■ TASK PROMPT
Count the lines in the data below where the string "xlabel" occurs, please, and give the number alone.

■ INPUT

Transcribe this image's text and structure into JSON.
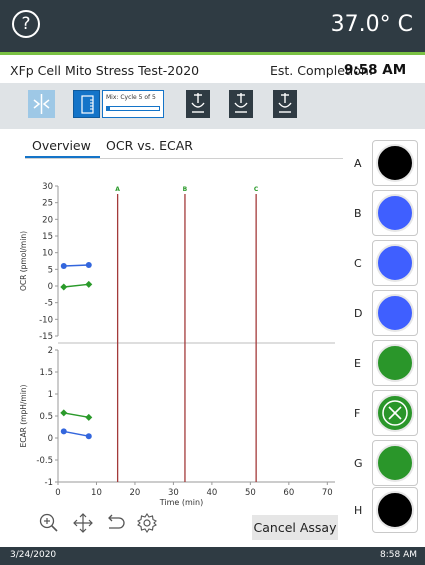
{
  "header": {
    "help_glyph": "?",
    "temperature": "37.0° C"
  },
  "info": {
    "assay_name": "XFp Cell Mito Stress Test-2020",
    "est_label": "Est. Completion:",
    "est_time": "9:58 AM"
  },
  "steps": {
    "mix_label": "Mix: Cycle 5 of 5",
    "mix_progress": 0.05,
    "icons": [
      "calibration-icon",
      "mix-icon",
      "injection-icon",
      "injection-icon",
      "injection-icon"
    ]
  },
  "tabs": [
    {
      "label": "Overview",
      "active": true
    },
    {
      "label": "OCR vs. ECAR",
      "active": false
    }
  ],
  "chart_data": [
    {
      "type": "line",
      "ylabel": "OCR (pmol/min)",
      "ylim": [
        -15,
        30
      ],
      "yticks": [
        30,
        25,
        20,
        15,
        10,
        5,
        0,
        -5,
        -10,
        -15
      ],
      "series": [
        {
          "color": "#3366dd",
          "marker": "circle",
          "x": [
            1.5,
            8
          ],
          "y": [
            6,
            6.3
          ]
        },
        {
          "color": "#2a9a2a",
          "marker": "diamond",
          "x": [
            1.5,
            8
          ],
          "y": [
            -0.3,
            0.5
          ]
        }
      ]
    },
    {
      "type": "line",
      "ylabel": "ECAR (mpH/min)",
      "xlabel": "Time (min)",
      "ylim": [
        -1,
        2
      ],
      "yticks": [
        2,
        1.5,
        1,
        0.5,
        0,
        -0.5,
        -1
      ],
      "xlim": [
        0,
        72
      ],
      "xticks": [
        0,
        10,
        20,
        30,
        40,
        50,
        60,
        70
      ],
      "series": [
        {
          "color": "#2a9a2a",
          "marker": "diamond",
          "x": [
            1.5,
            8
          ],
          "y": [
            0.57,
            0.47
          ]
        },
        {
          "color": "#3366dd",
          "marker": "circle",
          "x": [
            1.5,
            8
          ],
          "y": [
            0.15,
            0.04
          ]
        }
      ]
    }
  ],
  "injections": [
    {
      "label": "A",
      "time": 15.5
    },
    {
      "label": "B",
      "time": 33
    },
    {
      "label": "C",
      "time": 51.5
    }
  ],
  "injection_color": "#a33a3a",
  "toolbar": {
    "cancel_label": "Cancel Assay",
    "icons": [
      "zoom-in-icon",
      "move-icon",
      "undo-icon",
      "settings-icon"
    ]
  },
  "wells": [
    {
      "label": "A",
      "color": "#000000",
      "state": "filled"
    },
    {
      "label": "B",
      "color": "#3f5fff",
      "state": "filled"
    },
    {
      "label": "C",
      "color": "#3f5fff",
      "state": "filled"
    },
    {
      "label": "D",
      "color": "#3f5fff",
      "state": "filled"
    },
    {
      "label": "E",
      "color": "#2a962a",
      "state": "filled"
    },
    {
      "label": "F",
      "color": "#2a962a",
      "state": "excluded"
    },
    {
      "label": "G",
      "color": "#2a962a",
      "state": "filled"
    },
    {
      "label": "H",
      "color": "#000000",
      "state": "filled"
    }
  ],
  "status": {
    "date": "3/24/2020",
    "time": "8:58 AM"
  }
}
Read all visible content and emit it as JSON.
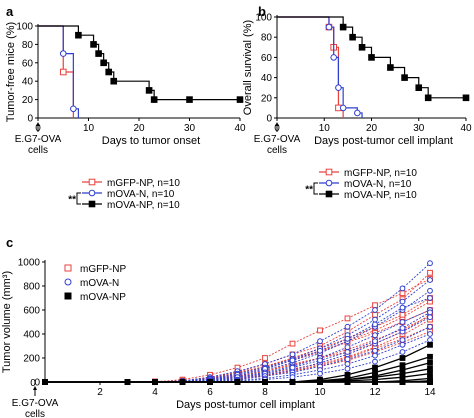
{
  "chart_data": [
    {
      "panel": "a",
      "type": "step",
      "xlabel": "Days to tumor onset",
      "ylabel": "Tumor-free mice (%)",
      "xlim": [
        0,
        40
      ],
      "ylim": [
        0,
        100
      ],
      "xticks": [
        0,
        10,
        20,
        30,
        40
      ],
      "yticks": [
        0,
        20,
        40,
        60,
        80,
        100
      ],
      "annotation": "E.G7-OVA cells",
      "significance": "**",
      "series": [
        {
          "name": "mGFP-NP, n=10",
          "color": "#e8413c",
          "marker": "square-open",
          "x": [
            0,
            5,
            5,
            7,
            7
          ],
          "y": [
            100,
            100,
            50,
            50,
            0
          ],
          "markers": [
            [
              5,
              50
            ]
          ]
        },
        {
          "name": "mOVA-N, n=10",
          "color": "#2f3fcf",
          "marker": "circle-open",
          "x": [
            0,
            5,
            5,
            7,
            7,
            8,
            8
          ],
          "y": [
            100,
            100,
            70,
            70,
            10,
            10,
            0
          ],
          "markers": [
            [
              5,
              70
            ],
            [
              7,
              10
            ]
          ]
        },
        {
          "name": "mOVA-NP, n=10",
          "color": "#000000",
          "marker": "square-filled",
          "x": [
            0,
            8,
            8,
            11,
            11,
            12,
            12,
            13,
            13,
            14,
            14,
            15,
            15,
            22,
            22,
            23,
            23,
            40
          ],
          "y": [
            100,
            100,
            90,
            90,
            80,
            80,
            70,
            70,
            60,
            60,
            50,
            50,
            40,
            40,
            30,
            30,
            20,
            20
          ],
          "markers": [
            [
              8,
              90
            ],
            [
              11,
              80
            ],
            [
              12,
              70
            ],
            [
              13,
              60
            ],
            [
              14,
              50
            ],
            [
              15,
              40
            ],
            [
              22,
              30
            ],
            [
              23,
              20
            ],
            [
              30,
              20
            ],
            [
              40,
              20
            ]
          ]
        }
      ]
    },
    {
      "panel": "b",
      "type": "step",
      "xlabel": "Days post-tumor cell implant",
      "ylabel": "Overall survival (%)",
      "xlim": [
        0,
        40
      ],
      "ylim": [
        0,
        100
      ],
      "xticks": [
        0,
        10,
        20,
        30,
        40
      ],
      "yticks": [
        0,
        20,
        40,
        60,
        80,
        100
      ],
      "annotation": "E.G7-OVA cells",
      "significance": "**",
      "series": [
        {
          "name": "mGFP-NP, n=10",
          "color": "#e8413c",
          "marker": "square-open",
          "x": [
            0,
            11,
            11,
            12,
            12,
            13,
            13,
            14,
            14
          ],
          "y": [
            100,
            100,
            90,
            90,
            70,
            70,
            10,
            10,
            0
          ],
          "markers": [
            [
              11,
              90
            ],
            [
              12,
              70
            ],
            [
              13,
              10
            ]
          ]
        },
        {
          "name": "mOVA-N, n=10",
          "color": "#2f3fcf",
          "marker": "circle-open",
          "x": [
            0,
            11,
            11,
            12,
            12,
            13,
            13,
            14,
            14,
            17,
            17,
            18,
            18
          ],
          "y": [
            100,
            100,
            90,
            90,
            60,
            60,
            30,
            30,
            10,
            10,
            5,
            5,
            0
          ],
          "markers": [
            [
              11,
              90
            ],
            [
              12,
              60
            ],
            [
              13,
              30
            ],
            [
              14,
              10
            ],
            [
              17,
              5
            ]
          ]
        },
        {
          "name": "mOVA-NP, n=10",
          "color": "#000000",
          "marker": "square-filled",
          "x": [
            0,
            14,
            14,
            16,
            16,
            18,
            18,
            20,
            20,
            24,
            24,
            27,
            27,
            30,
            30,
            32,
            32,
            40
          ],
          "y": [
            100,
            100,
            90,
            90,
            80,
            80,
            70,
            70,
            60,
            60,
            50,
            50,
            40,
            40,
            30,
            30,
            20,
            20
          ],
          "markers": [
            [
              14,
              90
            ],
            [
              16,
              80
            ],
            [
              18,
              70
            ],
            [
              20,
              60
            ],
            [
              24,
              50
            ],
            [
              27,
              40
            ],
            [
              30,
              30
            ],
            [
              32,
              20
            ],
            [
              40,
              20
            ]
          ]
        }
      ]
    },
    {
      "panel": "c",
      "type": "line",
      "xlabel": "Days post-tumor cell implant",
      "ylabel": "Tumor volume (mm³)",
      "xlim": [
        0,
        14
      ],
      "ylim": [
        0,
        1000
      ],
      "xticks": [
        2,
        4,
        6,
        8,
        10,
        12,
        14
      ],
      "extra_xtick_label": "0",
      "yticks": [
        0,
        200,
        400,
        600,
        800,
        1000
      ],
      "annotation": "E.G7-OVA cells",
      "x": [
        0,
        3,
        4,
        5,
        6,
        7,
        8,
        9,
        10,
        11,
        12,
        13,
        14
      ],
      "series": [
        {
          "name": "mGFP-NP",
          "color": "#e8413c",
          "marker": "square-open",
          "dashed": true,
          "individuals": [
            [
              0,
              0,
              0,
              10,
              40,
              80,
              150,
              230,
              300,
              420,
              560,
              690,
              910
            ],
            [
              0,
              0,
              0,
              5,
              20,
              50,
              90,
              150,
              200,
              250,
              320,
              420,
              560
            ],
            [
              0,
              0,
              0,
              20,
              60,
              120,
              200,
              320,
              430,
              530,
              640,
              740,
              860
            ],
            [
              0,
              0,
              0,
              0,
              15,
              30,
              70,
              110,
              150,
              210,
              290,
              390,
              520
            ],
            [
              0,
              0,
              0,
              5,
              25,
              60,
              110,
              180,
              250,
              340,
              430,
              540,
              670
            ],
            [
              0,
              0,
              5,
              10,
              30,
              70,
              130,
              200,
              280,
              360,
              460,
              560,
              700
            ],
            [
              0,
              0,
              0,
              0,
              10,
              25,
              55,
              95,
              140,
              200,
              280,
              360,
              460
            ],
            [
              0,
              0,
              0,
              10,
              35,
              75,
              130,
              190,
              260,
              330,
              410,
              500,
              600
            ],
            [
              0,
              0,
              0,
              5,
              20,
              45,
              90,
              140,
              200,
              270,
              350,
              440,
              550
            ],
            [
              0,
              0,
              0,
              0,
              5,
              20,
              50,
              90,
              130,
              180,
              250,
              330,
              420
            ]
          ]
        },
        {
          "name": "mOVA-N",
          "color": "#2f3fcf",
          "marker": "circle-open",
          "dashed": true,
          "individuals": [
            [
              0,
              0,
              0,
              10,
              40,
              90,
              150,
              230,
              340,
              460,
              600,
              780,
              990
            ],
            [
              0,
              0,
              0,
              5,
              30,
              70,
              120,
              190,
              280,
              390,
              520,
              670,
              850
            ],
            [
              0,
              0,
              0,
              0,
              20,
              50,
              100,
              160,
              240,
              340,
              460,
              600,
              760
            ],
            [
              0,
              0,
              0,
              5,
              25,
              60,
              110,
              180,
              260,
              360,
              480,
              620,
              700
            ],
            [
              0,
              0,
              0,
              0,
              15,
              40,
              80,
              130,
              200,
              290,
              390,
              500,
              600
            ],
            [
              0,
              0,
              0,
              0,
              10,
              30,
              60,
              100,
              160,
              230,
              320,
              420,
              540
            ],
            [
              0,
              0,
              0,
              5,
              15,
              40,
              70,
              120,
              180,
              250,
              340,
              450,
              580
            ],
            [
              0,
              0,
              0,
              0,
              10,
              20,
              50,
              80,
              130,
              190,
              260,
              350,
              460
            ],
            [
              0,
              0,
              0,
              0,
              5,
              15,
              30,
              60,
              100,
              150,
              220,
              310,
              400
            ],
            [
              0,
              0,
              0,
              0,
              0,
              10,
              20,
              40,
              70,
              110,
              170,
              250,
              350
            ]
          ]
        },
        {
          "name": "mOVA-NP",
          "color": "#000000",
          "marker": "square-filled",
          "dashed": false,
          "individuals": [
            [
              0,
              0,
              0,
              0,
              0,
              0,
              0,
              0,
              20,
              60,
              120,
              200,
              310
            ],
            [
              0,
              0,
              0,
              0,
              0,
              0,
              0,
              0,
              10,
              30,
              80,
              140,
              210
            ],
            [
              0,
              0,
              0,
              0,
              0,
              0,
              0,
              0,
              0,
              20,
              50,
              100,
              160
            ],
            [
              0,
              0,
              0,
              0,
              0,
              0,
              0,
              0,
              10,
              20,
              40,
              70,
              110
            ],
            [
              0,
              0,
              0,
              0,
              0,
              0,
              0,
              0,
              0,
              10,
              20,
              40,
              70
            ],
            [
              0,
              0,
              0,
              0,
              0,
              0,
              0,
              0,
              0,
              0,
              0,
              10,
              30
            ],
            [
              0,
              0,
              0,
              0,
              0,
              0,
              0,
              0,
              0,
              0,
              0,
              0,
              10
            ],
            [
              0,
              0,
              0,
              0,
              0,
              0,
              0,
              0,
              0,
              0,
              0,
              0,
              0
            ],
            [
              0,
              0,
              0,
              0,
              0,
              0,
              0,
              0,
              0,
              0,
              0,
              0,
              0
            ],
            [
              0,
              0,
              0,
              0,
              0,
              0,
              0,
              0,
              0,
              0,
              0,
              0,
              0
            ]
          ]
        }
      ]
    }
  ]
}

■ PROBLEM SOLUTION
4